━━ Reading text ━━

Serial blood T cell repertoire alterations in multiple sclerosis patients; correlation with clinical and MRI parameters

Citation:

David-Axel Laplaud, Laureline Berthelot, Patrick Miqueu, Kasia Bourcier, Julien Moynard, Yannick Oudinet, Marina Guillet, Catherine Ruiz, Neal Oden, Sophie Brouard, Charles RG Guttmann, Howard L Weiner, Samia J Khoury, and Jean-Paul Soulillou. 2006. “Serial blood T cell repertoire alterations in multiple sclerosis patients; correlation with clinical and MRI parameters.” J Neuroimmunol, 177, 1-2, Pp. 151-60.

Abstract:

A significant skewing of the peripheral T cell repertoire has been shown in relapsing-remitting multiple sclerosis (MS). Most of the studies already performed in this field are cross-sectional and therefore, little is known of the T cell repertoire evolution over time in MS and the correlation of T cell repertoire variation with clinical and MRI parameters. This study was performed on serially harvested frozen PBMC from nine untreated MS patients (27 samples) and 14 healthy individuals. The blood T cell repertoire of each patient was analysed at the complementarity determining region 3 (CDR3) level and compared with a monthly MRI scan performed over a six month period with assessment of T2 lesion load and gadolinium enhancing lesions. A highly significant blood T cell repertoire skewing was observed in MS patients as compared with healthy controls (p<0.01). In addition, the number of altered Vbeta families correlated significantly with both the T2 lesion volume and the number of gadolinium enhancing lesions as assessed by MRI (Spearman correlation tests, r=0.51 and r=0.44, p<0.01 and p<0.05 respectively). Furthermore, the variation of the number of altered Vbeta families over time also correlated with the appearance of new gadolinium enhancing lesions (r=0.36, p=0.05). These findings which need confirmation on larger serial cohorts, suggest an association between the magnitude of TCRBV CDR3 length distribution alterations in the peripheral blood of MS patients and the disease process.

━━━

= Problem to work on =
Write out the passage of the multiple sclerosis study, starting at "David-Axel Laplaud, Laureline" and ending at "1-2, Pp. 151-60.", renaming "J Neuroimmunol" as "Journal of Neuroimmunology". The material is not needed.

━━ Provided records ━━

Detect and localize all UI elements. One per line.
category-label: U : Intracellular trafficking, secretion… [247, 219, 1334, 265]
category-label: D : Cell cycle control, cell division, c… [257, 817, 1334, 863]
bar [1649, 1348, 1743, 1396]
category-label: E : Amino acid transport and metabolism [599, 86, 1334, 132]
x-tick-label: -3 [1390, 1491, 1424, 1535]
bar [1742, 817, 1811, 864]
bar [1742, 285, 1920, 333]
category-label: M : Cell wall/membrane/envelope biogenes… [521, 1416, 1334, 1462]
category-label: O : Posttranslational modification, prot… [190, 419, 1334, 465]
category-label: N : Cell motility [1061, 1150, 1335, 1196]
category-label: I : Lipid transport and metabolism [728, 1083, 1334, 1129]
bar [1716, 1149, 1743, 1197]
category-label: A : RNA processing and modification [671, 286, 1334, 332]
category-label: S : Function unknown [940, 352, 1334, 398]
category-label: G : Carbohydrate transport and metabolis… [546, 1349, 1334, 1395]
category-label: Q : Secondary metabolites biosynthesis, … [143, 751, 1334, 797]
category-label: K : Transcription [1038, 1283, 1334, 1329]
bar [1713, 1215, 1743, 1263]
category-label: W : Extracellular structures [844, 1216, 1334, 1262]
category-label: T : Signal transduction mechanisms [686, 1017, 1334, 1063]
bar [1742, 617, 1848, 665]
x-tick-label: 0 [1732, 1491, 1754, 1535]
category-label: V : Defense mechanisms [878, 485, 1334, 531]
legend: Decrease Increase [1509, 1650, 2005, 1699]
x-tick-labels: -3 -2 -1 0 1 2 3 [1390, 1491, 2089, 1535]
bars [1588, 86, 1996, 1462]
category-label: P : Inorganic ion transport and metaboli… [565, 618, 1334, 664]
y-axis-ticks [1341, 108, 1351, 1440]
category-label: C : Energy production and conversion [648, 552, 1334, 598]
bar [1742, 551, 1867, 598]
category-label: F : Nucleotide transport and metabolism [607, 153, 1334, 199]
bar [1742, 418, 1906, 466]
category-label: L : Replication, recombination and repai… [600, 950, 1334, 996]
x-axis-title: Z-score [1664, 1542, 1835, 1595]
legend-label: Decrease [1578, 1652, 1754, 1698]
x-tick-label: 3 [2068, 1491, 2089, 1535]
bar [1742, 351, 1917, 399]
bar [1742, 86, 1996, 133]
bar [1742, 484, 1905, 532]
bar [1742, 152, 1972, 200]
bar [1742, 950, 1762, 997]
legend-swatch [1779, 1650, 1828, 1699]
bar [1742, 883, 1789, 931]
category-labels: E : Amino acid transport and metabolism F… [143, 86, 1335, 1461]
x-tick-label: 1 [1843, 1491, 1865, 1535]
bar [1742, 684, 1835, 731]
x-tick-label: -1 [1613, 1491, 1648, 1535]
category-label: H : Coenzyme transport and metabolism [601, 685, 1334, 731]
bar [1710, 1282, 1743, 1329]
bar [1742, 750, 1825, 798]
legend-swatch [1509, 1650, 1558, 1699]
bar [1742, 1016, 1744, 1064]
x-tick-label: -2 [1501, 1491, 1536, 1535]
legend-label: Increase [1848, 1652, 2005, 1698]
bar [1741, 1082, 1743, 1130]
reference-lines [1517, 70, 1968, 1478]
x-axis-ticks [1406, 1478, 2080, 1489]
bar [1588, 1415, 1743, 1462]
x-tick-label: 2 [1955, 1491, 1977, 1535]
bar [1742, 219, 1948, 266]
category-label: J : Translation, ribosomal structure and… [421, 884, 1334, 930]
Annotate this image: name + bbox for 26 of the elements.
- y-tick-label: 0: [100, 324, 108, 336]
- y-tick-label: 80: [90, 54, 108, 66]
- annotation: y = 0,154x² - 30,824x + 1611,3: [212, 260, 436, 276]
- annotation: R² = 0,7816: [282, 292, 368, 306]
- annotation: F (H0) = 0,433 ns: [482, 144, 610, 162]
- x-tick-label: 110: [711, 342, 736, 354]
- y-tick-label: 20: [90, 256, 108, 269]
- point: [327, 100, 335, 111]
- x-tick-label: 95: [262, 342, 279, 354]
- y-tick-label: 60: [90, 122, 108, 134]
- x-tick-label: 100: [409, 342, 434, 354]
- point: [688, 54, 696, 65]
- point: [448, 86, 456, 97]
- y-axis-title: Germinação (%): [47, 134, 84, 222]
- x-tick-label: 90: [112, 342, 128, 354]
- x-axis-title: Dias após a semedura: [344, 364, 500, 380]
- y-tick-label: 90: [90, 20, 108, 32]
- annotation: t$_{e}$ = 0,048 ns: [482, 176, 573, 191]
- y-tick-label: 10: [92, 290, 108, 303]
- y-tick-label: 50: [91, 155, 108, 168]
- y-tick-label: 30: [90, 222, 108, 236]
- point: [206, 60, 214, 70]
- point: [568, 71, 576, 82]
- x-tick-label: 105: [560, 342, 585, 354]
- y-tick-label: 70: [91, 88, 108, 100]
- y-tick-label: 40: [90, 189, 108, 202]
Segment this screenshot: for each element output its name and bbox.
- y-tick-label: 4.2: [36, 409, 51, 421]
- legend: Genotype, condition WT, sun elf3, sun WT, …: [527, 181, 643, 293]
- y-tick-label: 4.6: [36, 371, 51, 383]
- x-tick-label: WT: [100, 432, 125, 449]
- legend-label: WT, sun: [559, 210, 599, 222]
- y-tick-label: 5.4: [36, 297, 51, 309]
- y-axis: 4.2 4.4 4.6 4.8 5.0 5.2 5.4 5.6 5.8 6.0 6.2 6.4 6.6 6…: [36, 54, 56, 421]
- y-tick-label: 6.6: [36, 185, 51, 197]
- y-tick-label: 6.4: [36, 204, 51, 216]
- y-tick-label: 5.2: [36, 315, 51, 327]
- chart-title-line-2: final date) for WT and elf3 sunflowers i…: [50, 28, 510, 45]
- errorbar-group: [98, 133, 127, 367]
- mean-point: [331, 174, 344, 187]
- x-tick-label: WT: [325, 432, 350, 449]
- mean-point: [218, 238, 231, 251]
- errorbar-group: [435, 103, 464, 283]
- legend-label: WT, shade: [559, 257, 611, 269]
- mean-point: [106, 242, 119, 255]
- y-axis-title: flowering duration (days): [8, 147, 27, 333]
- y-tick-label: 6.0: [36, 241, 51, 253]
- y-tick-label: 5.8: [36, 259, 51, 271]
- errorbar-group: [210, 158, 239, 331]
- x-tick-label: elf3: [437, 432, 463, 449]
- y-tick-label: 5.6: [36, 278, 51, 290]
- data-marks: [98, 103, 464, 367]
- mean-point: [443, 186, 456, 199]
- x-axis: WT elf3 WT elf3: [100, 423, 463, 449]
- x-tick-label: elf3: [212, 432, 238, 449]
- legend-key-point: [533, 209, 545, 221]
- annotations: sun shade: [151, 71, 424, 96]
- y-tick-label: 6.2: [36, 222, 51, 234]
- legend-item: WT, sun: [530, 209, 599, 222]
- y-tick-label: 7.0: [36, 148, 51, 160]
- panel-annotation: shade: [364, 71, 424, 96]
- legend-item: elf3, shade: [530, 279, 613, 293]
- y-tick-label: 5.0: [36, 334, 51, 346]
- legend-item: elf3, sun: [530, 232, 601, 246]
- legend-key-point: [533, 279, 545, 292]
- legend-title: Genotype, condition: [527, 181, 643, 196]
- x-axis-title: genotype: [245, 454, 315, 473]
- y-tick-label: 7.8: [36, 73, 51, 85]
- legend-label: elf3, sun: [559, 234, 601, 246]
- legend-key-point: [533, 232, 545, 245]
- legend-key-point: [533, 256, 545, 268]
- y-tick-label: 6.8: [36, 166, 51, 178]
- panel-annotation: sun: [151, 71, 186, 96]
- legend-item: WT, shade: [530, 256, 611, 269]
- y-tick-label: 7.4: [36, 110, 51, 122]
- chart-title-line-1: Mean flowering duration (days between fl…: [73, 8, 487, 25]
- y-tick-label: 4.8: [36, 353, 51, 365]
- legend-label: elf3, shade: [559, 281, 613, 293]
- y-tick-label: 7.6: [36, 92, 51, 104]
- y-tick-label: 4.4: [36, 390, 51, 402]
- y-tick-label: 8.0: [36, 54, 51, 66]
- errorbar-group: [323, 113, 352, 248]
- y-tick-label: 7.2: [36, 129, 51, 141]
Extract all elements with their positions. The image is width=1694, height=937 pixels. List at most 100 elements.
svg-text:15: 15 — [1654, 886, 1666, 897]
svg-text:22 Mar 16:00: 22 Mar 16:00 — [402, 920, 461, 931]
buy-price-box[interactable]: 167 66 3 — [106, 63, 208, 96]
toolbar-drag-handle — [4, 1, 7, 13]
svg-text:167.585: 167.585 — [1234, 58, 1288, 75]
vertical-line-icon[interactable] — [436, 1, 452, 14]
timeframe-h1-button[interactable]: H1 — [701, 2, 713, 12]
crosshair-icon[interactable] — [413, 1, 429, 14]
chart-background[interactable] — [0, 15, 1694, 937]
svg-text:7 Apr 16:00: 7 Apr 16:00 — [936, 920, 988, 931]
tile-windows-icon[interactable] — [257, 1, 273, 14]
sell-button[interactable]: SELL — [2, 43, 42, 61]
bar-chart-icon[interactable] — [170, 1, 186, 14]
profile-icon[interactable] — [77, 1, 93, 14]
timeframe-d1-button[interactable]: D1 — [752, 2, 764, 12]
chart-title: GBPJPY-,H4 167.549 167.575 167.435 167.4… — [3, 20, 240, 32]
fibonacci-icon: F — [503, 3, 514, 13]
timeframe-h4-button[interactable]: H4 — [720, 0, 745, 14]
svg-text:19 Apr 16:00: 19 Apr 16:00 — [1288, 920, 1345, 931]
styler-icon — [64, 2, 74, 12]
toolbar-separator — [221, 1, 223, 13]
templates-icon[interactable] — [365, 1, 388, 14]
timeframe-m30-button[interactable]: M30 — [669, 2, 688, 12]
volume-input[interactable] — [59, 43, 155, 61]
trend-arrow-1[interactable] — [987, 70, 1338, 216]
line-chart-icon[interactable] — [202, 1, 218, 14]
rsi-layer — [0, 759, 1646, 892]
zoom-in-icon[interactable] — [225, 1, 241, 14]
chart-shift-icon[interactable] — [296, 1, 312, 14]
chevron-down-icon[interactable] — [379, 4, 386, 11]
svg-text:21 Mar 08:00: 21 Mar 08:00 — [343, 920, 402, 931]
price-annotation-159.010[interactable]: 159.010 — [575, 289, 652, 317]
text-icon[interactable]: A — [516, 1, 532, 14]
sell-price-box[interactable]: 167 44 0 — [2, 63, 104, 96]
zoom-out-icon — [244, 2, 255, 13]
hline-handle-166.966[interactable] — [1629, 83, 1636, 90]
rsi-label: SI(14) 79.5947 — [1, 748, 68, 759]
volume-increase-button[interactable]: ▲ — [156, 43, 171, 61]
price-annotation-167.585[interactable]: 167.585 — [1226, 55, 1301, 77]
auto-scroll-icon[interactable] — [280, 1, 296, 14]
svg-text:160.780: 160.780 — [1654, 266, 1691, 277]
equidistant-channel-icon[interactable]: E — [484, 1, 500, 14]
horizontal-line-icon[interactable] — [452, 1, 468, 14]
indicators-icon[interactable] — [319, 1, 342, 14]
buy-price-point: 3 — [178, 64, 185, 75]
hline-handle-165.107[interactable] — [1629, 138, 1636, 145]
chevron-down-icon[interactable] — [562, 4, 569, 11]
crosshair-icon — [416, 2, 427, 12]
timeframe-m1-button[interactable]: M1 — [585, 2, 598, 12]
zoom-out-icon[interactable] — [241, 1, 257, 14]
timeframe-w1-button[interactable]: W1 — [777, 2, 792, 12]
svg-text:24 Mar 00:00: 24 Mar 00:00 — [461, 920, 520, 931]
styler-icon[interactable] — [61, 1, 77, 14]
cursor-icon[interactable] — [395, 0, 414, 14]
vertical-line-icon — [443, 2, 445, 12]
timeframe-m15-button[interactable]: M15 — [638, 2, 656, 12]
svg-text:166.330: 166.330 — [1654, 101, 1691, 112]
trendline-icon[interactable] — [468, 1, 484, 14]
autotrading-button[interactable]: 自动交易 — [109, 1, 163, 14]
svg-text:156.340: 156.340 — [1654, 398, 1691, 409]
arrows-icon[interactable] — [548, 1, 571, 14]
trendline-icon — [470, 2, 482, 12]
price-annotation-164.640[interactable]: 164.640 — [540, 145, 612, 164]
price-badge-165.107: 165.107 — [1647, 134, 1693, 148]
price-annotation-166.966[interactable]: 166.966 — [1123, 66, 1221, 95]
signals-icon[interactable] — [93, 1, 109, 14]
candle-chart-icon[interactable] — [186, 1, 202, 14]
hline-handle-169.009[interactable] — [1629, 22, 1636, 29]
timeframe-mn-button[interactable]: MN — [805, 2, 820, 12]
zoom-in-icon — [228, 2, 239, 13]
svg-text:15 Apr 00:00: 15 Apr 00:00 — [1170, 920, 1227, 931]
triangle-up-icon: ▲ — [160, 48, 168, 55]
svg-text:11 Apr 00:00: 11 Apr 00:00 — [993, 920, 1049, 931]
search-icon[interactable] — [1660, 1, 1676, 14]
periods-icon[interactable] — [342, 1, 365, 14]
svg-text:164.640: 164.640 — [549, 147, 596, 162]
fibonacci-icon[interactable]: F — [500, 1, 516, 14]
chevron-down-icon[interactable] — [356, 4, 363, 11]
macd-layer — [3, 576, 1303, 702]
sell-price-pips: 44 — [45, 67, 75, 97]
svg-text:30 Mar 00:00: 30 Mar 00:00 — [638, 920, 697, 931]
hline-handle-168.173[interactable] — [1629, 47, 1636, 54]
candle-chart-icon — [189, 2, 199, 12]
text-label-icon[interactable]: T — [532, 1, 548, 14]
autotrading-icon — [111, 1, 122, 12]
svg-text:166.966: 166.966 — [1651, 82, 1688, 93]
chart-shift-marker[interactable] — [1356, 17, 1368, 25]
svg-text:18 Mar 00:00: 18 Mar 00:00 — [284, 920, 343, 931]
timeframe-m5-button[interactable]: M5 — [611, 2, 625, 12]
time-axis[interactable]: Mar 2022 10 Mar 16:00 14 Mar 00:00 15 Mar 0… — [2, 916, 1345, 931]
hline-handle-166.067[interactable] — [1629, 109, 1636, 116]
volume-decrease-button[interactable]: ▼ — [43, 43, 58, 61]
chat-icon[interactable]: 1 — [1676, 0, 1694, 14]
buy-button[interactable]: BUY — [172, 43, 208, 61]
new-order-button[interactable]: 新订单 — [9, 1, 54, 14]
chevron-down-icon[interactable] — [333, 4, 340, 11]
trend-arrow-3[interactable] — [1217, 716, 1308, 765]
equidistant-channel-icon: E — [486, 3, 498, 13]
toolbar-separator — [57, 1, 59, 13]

━━━

= The completed task =
David-Axel Laplaud, Laureline Berthelot, Patrick Miqueu, Kasia Bourcier, Julien Moynard, Yannick Oudinet, Marina Guillet, Catherine Ruiz, Neal Oden, Sophie Brouard, Charles RG Guttmann, Howard L Weiner, Samia J Khoury, and Jean-Paul Soulillou. 2006. “Serial blood T cell repertoire alterations in multiple sclerosis patients; correlation with clinical and MRI parameters.” Journal of Neuroimmunology, 177, 1-2, Pp. 151-60.